YOUR INSTRUCTIONS: Drop every picture and give the entries back exactly.

Data excerpts:
(begin)
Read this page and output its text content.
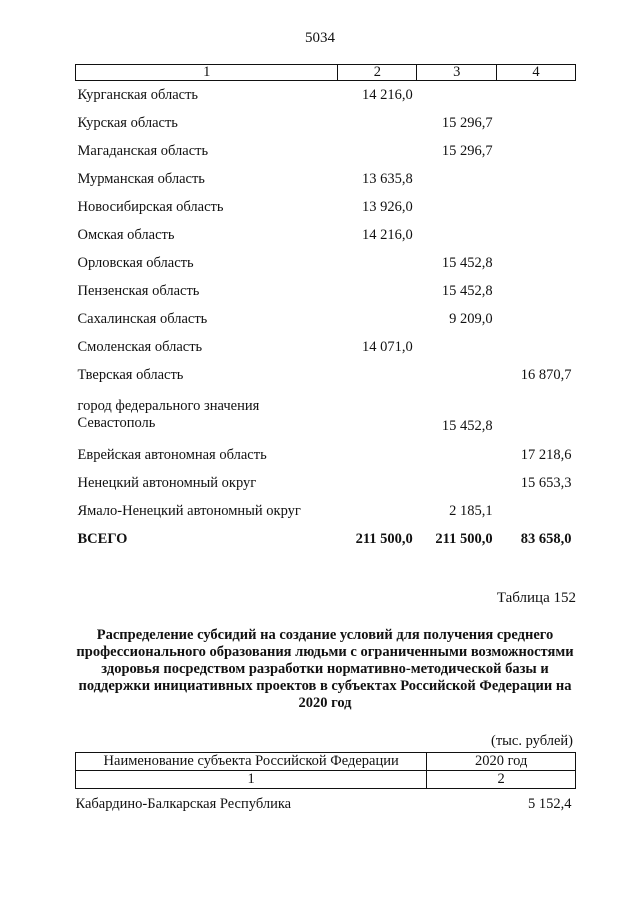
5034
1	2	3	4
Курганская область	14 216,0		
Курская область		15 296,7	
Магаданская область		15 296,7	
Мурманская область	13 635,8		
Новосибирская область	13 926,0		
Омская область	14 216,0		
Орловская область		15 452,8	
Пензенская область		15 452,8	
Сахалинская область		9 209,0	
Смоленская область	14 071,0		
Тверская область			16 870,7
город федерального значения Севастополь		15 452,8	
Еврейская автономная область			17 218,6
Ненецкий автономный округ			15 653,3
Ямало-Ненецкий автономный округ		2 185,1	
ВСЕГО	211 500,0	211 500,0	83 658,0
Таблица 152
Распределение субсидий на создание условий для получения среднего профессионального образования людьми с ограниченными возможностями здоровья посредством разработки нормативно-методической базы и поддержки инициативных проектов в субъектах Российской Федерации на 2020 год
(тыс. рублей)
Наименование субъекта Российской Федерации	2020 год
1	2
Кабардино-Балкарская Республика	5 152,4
(end)
TASK ANSWER:
Read this page and output its text content.
5034
1	2	3	4
Курганская область	14 216,0		
Курская область		15 296,7	
Магаданская область		15 296,7	
Мурманская область	13 635,8		
Новосибирская область	13 926,0		
Омская область	14 216,0		
Орловская область		15 452,8	
Пензенская область		15 452,8	
Сахалинская область		9 209,0	
Смоленская область	14 071,0		
Тверская область			16 870,7
город федерального значения Севастополь		15 452,8	
Еврейская автономная область			17 218,6
Ненецкий автономный округ			15 653,3
Ямало-Ненецкий автономный округ		2 185,1	
ВСЕГО	211 500,0	211 500,0	83 658,0
Таблица 152
Распределение субсидий на создание условий для получения среднего профессионального образования людьми с ограниченными возможностями здоровья посредством разработки нормативно-методической базы и поддержки инициативных проектов в субъектах Российской Федерации на 2020 год
(тыс. рублей)
Наименование субъекта Российской Федерации	2020 год
1	2
Кабардино-Балкарская Республика	5 152,4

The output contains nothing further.